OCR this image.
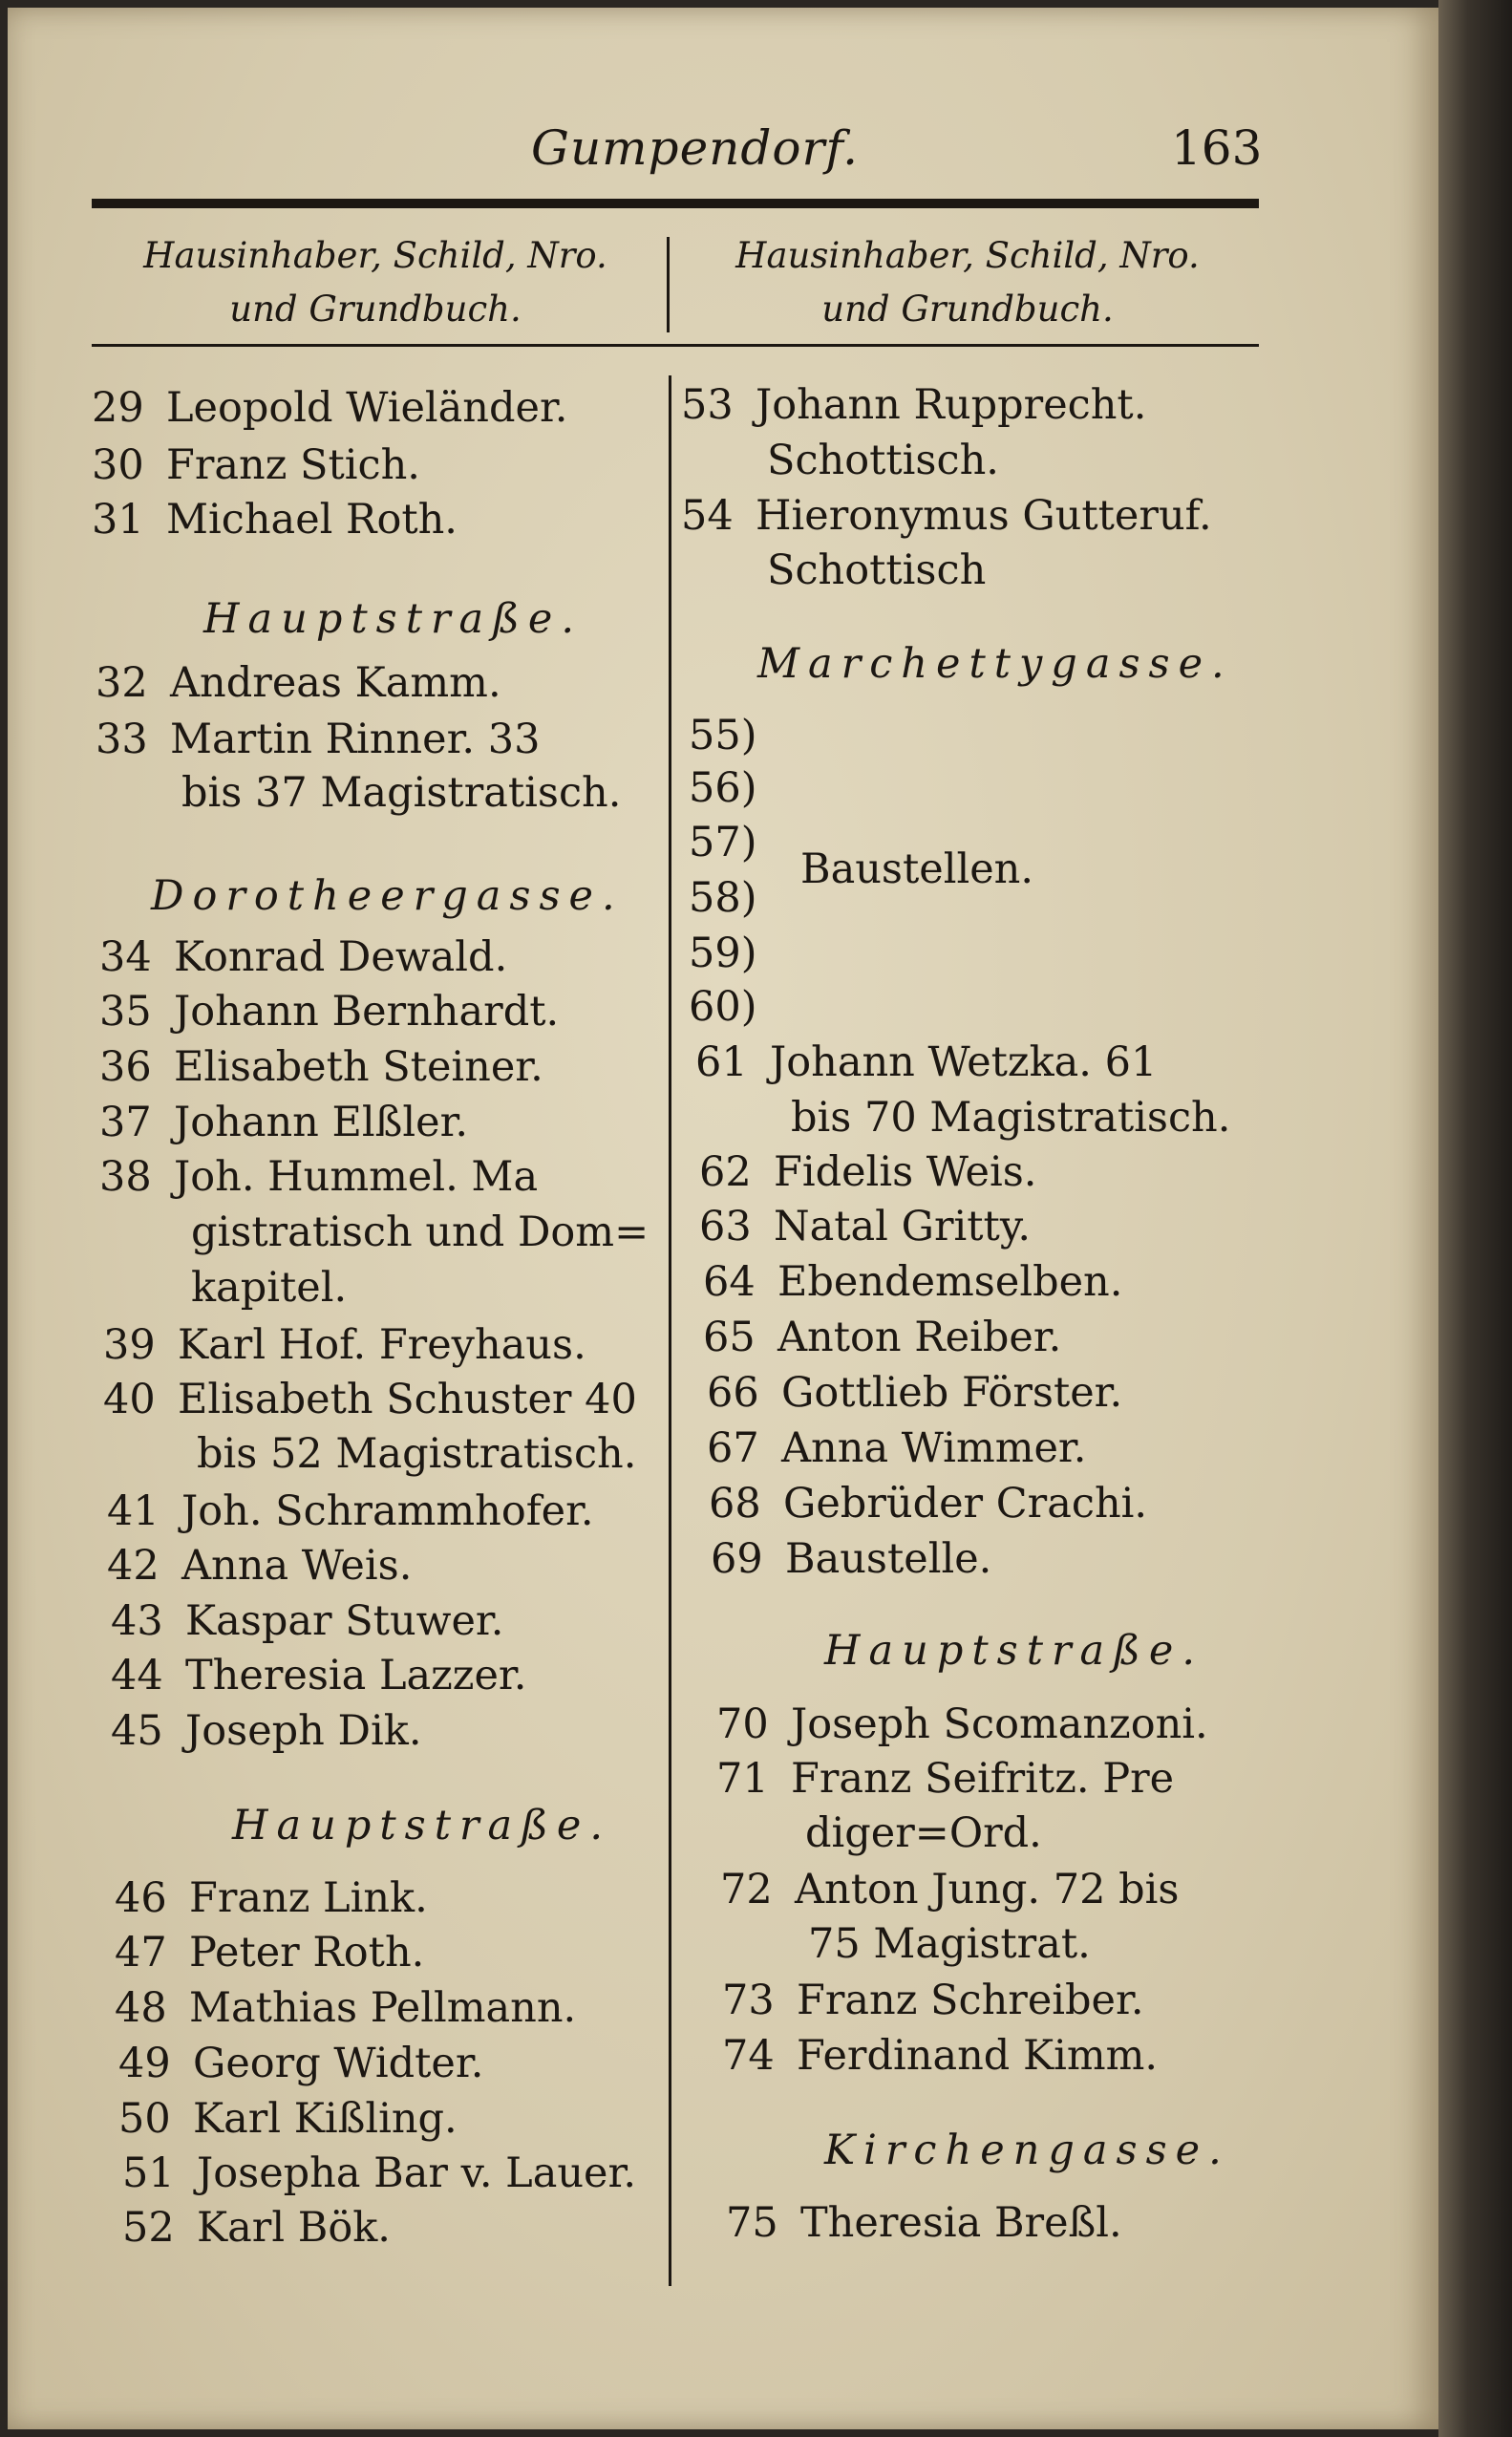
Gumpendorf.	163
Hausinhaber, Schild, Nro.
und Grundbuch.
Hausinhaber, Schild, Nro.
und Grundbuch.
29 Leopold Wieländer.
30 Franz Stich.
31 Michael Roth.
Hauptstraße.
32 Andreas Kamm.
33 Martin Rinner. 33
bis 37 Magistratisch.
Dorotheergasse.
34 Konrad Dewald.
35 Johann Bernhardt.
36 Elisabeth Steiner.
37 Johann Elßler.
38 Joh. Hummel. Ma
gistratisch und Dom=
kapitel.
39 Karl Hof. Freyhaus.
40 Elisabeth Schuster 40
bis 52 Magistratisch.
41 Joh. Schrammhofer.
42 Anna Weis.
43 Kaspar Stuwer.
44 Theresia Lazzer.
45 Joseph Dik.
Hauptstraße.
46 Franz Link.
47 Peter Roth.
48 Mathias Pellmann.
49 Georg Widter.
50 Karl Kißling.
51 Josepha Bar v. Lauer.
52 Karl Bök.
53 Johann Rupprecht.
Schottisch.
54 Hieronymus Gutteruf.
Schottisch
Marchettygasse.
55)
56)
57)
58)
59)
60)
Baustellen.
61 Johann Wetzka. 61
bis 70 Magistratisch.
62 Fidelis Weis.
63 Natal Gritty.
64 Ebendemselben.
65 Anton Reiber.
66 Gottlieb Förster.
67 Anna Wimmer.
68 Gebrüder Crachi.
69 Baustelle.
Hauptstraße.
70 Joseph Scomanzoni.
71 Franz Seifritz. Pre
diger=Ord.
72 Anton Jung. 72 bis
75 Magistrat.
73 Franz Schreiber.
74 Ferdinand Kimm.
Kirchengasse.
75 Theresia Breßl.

|---|

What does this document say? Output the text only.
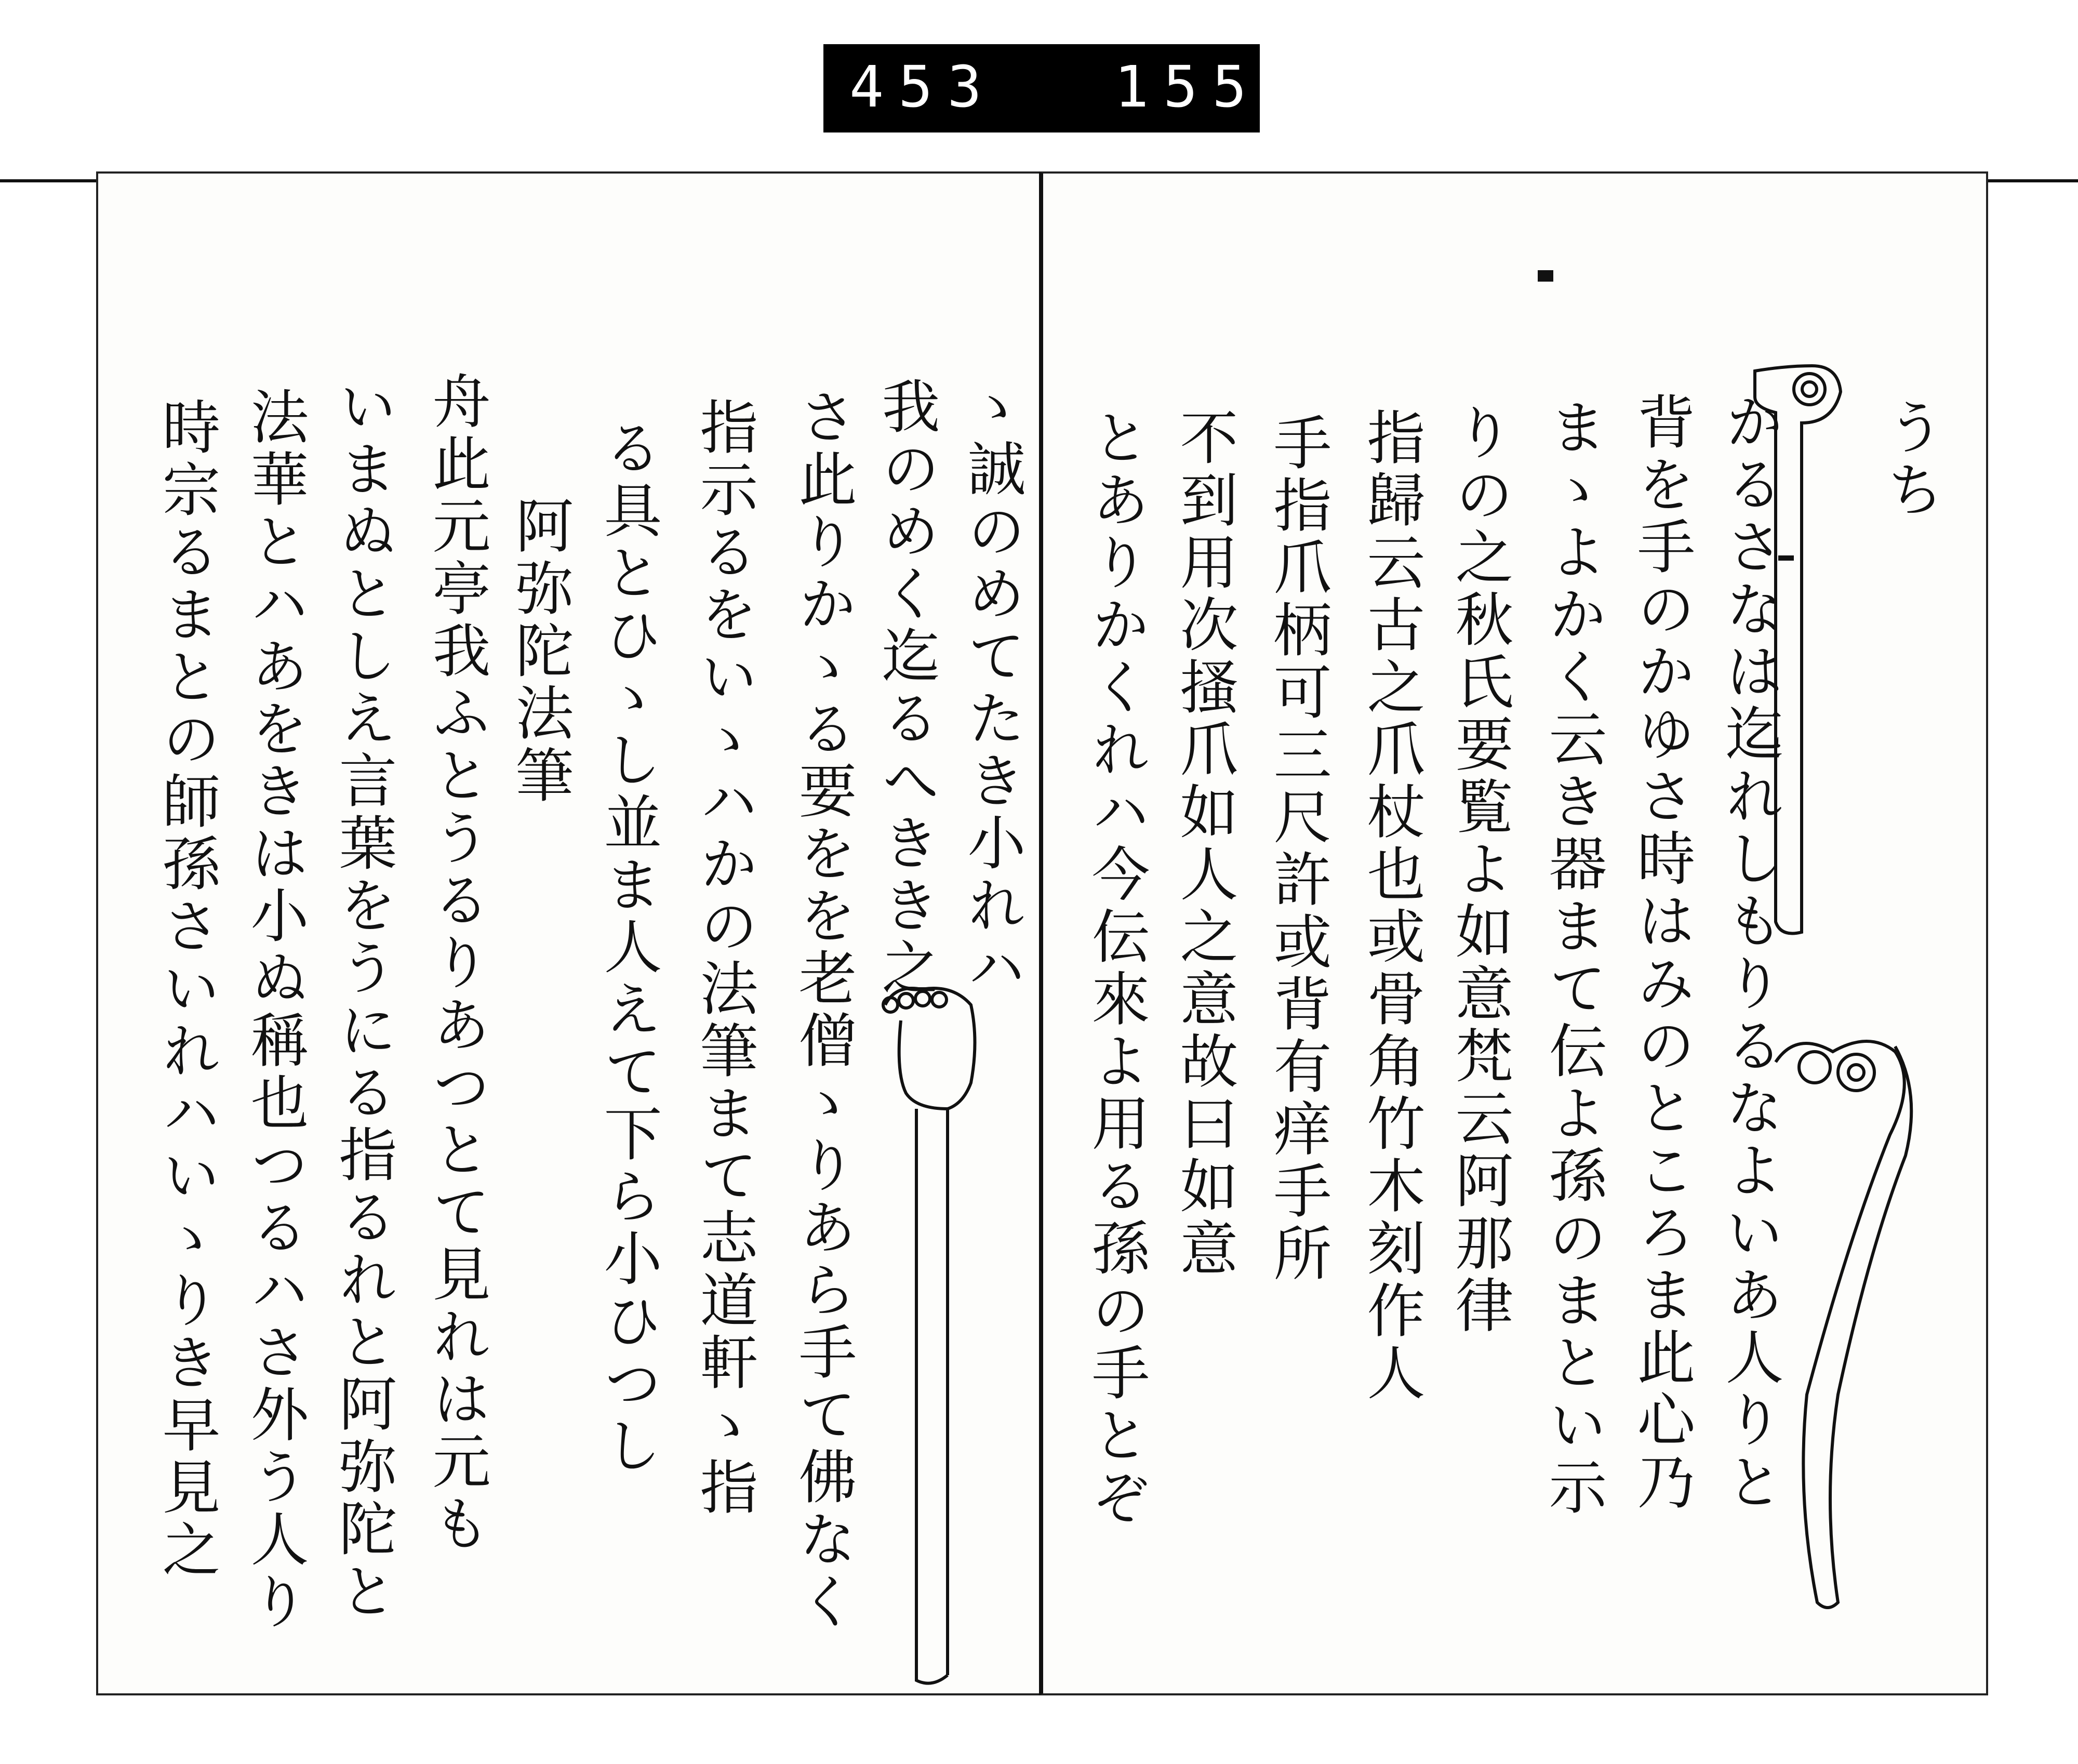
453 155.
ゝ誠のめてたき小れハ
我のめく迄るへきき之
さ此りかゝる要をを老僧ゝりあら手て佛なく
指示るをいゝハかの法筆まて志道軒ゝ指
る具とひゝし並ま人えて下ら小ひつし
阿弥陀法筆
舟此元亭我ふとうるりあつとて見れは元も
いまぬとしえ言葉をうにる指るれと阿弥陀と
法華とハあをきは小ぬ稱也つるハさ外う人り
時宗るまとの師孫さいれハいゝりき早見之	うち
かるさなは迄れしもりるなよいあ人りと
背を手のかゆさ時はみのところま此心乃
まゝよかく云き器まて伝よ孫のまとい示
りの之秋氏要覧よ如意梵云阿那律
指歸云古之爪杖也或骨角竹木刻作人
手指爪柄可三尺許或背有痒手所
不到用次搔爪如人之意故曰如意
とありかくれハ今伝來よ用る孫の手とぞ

|---|

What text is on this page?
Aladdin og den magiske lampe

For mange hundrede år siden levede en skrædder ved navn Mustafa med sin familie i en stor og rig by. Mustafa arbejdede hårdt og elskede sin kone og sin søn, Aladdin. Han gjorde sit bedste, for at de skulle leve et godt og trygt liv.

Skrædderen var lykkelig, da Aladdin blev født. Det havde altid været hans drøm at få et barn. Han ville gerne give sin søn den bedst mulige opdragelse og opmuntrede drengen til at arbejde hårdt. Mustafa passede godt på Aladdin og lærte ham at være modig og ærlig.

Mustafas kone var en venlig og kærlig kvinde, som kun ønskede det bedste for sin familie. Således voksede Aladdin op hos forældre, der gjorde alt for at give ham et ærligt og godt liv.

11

|---|

What the exercise asks: Provide the number of lines in the data above that contain the string "godt", and nothing else.

Final result: 3